-- Aim of the task --
Your task is to locate every line holding the string "this" and to copy each of them.

==== Data for the task

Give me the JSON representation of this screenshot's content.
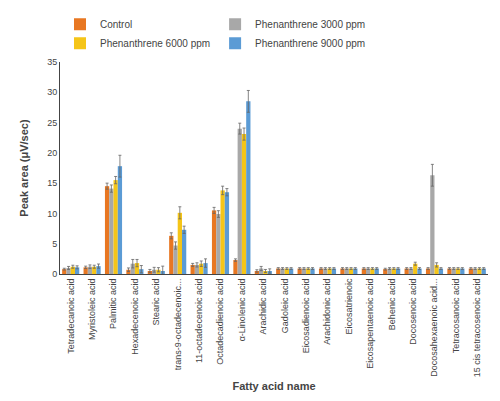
{
  "chart_data": {
    "type": "bar",
    "xlabel": "Fatty acid name",
    "ylabel": "Peak area (μV/sec)",
    "categories": [
      "Tetradecanoic acid",
      "Myristoleic acid",
      "Palmitic acid",
      "Hexadecenoic acid",
      "Stearic acid",
      "trans-9-octadecenoic...",
      "11-octadecenoic acid",
      "Octadecadienoic acid",
      "α-Linolenic acid",
      "Arachidic acid",
      "Gadoleic acid",
      "Eicosadienoic acid",
      "Arachidonic acid",
      "Eicosatrienoic",
      "Eicosapentaenoic acid",
      "Behenic acid",
      "Docosenoic acid",
      "Docosahexaenoic acid...",
      "Tetracosanoic acid",
      "15 cis tetracosenoic acid"
    ],
    "series": [
      {
        "name": "Control",
        "color": "#E87722",
        "values": [
          0.8,
          1.1,
          14.5,
          0.7,
          0.5,
          6.3,
          1.5,
          10.5,
          2.3,
          0.5,
          0.9,
          0.9,
          0.9,
          0.9,
          0.9,
          0.8,
          0.9,
          0.9,
          0.9,
          0.9
        ],
        "errors": [
          0.15,
          0.2,
          0.5,
          0.3,
          0.25,
          0.5,
          0.25,
          0.5,
          0.2,
          0.2,
          0.15,
          0.15,
          0.15,
          0.15,
          0.15,
          0.15,
          0.15,
          0.15,
          0.15,
          0.15
        ]
      },
      {
        "name": "Phenanthrene 3000 ppm",
        "color": "#A8A8A8",
        "values": [
          1.0,
          1.2,
          14.1,
          1.7,
          0.7,
          4.7,
          1.5,
          9.9,
          24.0,
          0.9,
          0.9,
          0.9,
          0.9,
          0.9,
          0.9,
          0.9,
          0.9,
          16.3,
          0.9,
          0.9
        ],
        "errors": [
          0.25,
          0.3,
          0.6,
          0.7,
          0.4,
          0.6,
          0.35,
          0.55,
          0.9,
          0.35,
          0.15,
          0.15,
          0.15,
          0.15,
          0.15,
          0.15,
          0.15,
          1.8,
          0.15,
          0.15
        ]
      },
      {
        "name": "Phenanthrene 6000 ppm",
        "color": "#F5C518",
        "values": [
          1.2,
          1.2,
          15.5,
          1.8,
          0.7,
          10.1,
          1.7,
          13.8,
          23.1,
          0.5,
          0.9,
          0.9,
          0.9,
          0.9,
          0.9,
          0.9,
          1.7,
          1.5,
          0.9,
          0.9
        ],
        "errors": [
          0.25,
          0.25,
          0.6,
          0.6,
          0.35,
          1.0,
          0.45,
          0.7,
          1.0,
          0.25,
          0.15,
          0.15,
          0.15,
          0.15,
          0.15,
          0.15,
          0.25,
          0.35,
          0.15,
          0.15
        ]
      },
      {
        "name": "Phenanthrene 9000 ppm",
        "color": "#5B9BD5",
        "values": [
          1.1,
          1.3,
          17.8,
          0.8,
          0.5,
          7.3,
          1.8,
          13.5,
          28.5,
          0.5,
          0.9,
          0.9,
          0.9,
          0.9,
          0.9,
          0.9,
          0.9,
          0.9,
          0.9,
          0.9
        ],
        "errors": [
          0.25,
          0.35,
          1.8,
          0.6,
          0.8,
          0.6,
          0.7,
          0.6,
          1.8,
          0.35,
          0.15,
          0.15,
          0.15,
          0.15,
          0.15,
          0.15,
          0.15,
          0.15,
          0.15,
          0.15
        ]
      }
    ],
    "ylim": [
      0,
      35
    ],
    "yticks": [
      0,
      5,
      10,
      15,
      20,
      25,
      30,
      35
    ],
    "grid": false,
    "legend": "top"
  }
}
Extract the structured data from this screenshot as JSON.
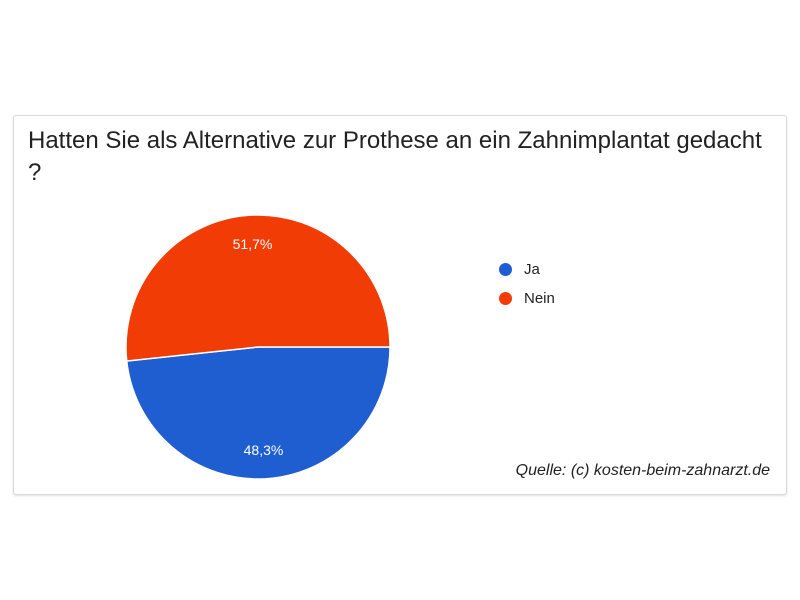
{
  "chart_data": {
    "type": "pie",
    "title": "Hatten Sie als Alternative zur Prothese an ein Zahnimplantat gedacht ?",
    "categories": [
      "Ja",
      "Nein"
    ],
    "values": [
      48.3,
      51.7
    ],
    "labels": [
      "48,3%",
      "51,7%"
    ],
    "colors": [
      "#1f5ed1",
      "#f23c05"
    ],
    "legend_position": "right",
    "source": "Quelle: (c) kosten-beim-zahnarzt.de"
  }
}
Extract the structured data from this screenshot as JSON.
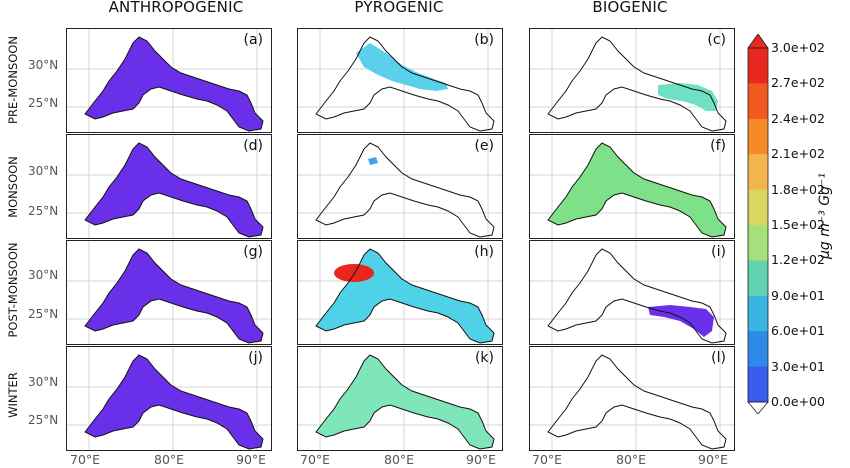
{
  "columns": [
    "ANTHROPOGENIC",
    "PYROGENIC",
    "BIOGENIC"
  ],
  "rows": [
    "PRE-MONSOON",
    "MONSOON",
    "POST-MONSOON",
    "WINTER"
  ],
  "lat_ticks": [
    "30°N",
    "25°N"
  ],
  "lon_ticks": [
    "70°E",
    "80°E",
    "90°E"
  ],
  "panels": [
    {
      "label": "(a)",
      "fill": "#6a2fe8"
    },
    {
      "label": "(b)",
      "fill": "#5ad0ea"
    },
    {
      "label": "(c)",
      "fill": "#6ee0c4"
    },
    {
      "label": "(d)",
      "fill": "#6a2fe8"
    },
    {
      "label": "(e)",
      "fill": "#4aa0ee"
    },
    {
      "label": "(f)",
      "fill": "#7fe08a"
    },
    {
      "label": "(g)",
      "fill": "#6a2fe8"
    },
    {
      "label": "(h)",
      "fill": "#4fd2e8"
    },
    {
      "label": "(i)",
      "fill": "#6a2fe8"
    },
    {
      "label": "(j)",
      "fill": "#6a2fe8"
    },
    {
      "label": "(k)",
      "fill": "#7ee6b8"
    },
    {
      "label": "(l)",
      "fill": "none"
    }
  ],
  "colorbar": {
    "unit": "μg m⁻³ Gg⁻¹",
    "ticks": [
      "3.0e+02",
      "2.7e+02",
      "2.4e+02",
      "2.1e+02",
      "1.8e+02",
      "1.5e+02",
      "1.2e+02",
      "9.0e+01",
      "6.0e+01",
      "3.0e+01",
      "0.0e+00"
    ],
    "colors": [
      "#e8281e",
      "#f05a1e",
      "#f58a2a",
      "#f3b450",
      "#d8d860",
      "#a6e07a",
      "#62d2b0",
      "#3ab4e0",
      "#2e8ae8",
      "#3a5cee",
      "#6a2fe8"
    ]
  }
}
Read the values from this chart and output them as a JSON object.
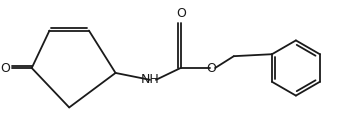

========

-- Problem solution --
Give me the JSON representation of this screenshot's content.
Extract the structured data from this screenshot as JSON.
Extract the structured data from this screenshot as JSON.
Read the values from this chart and output them as a JSON object.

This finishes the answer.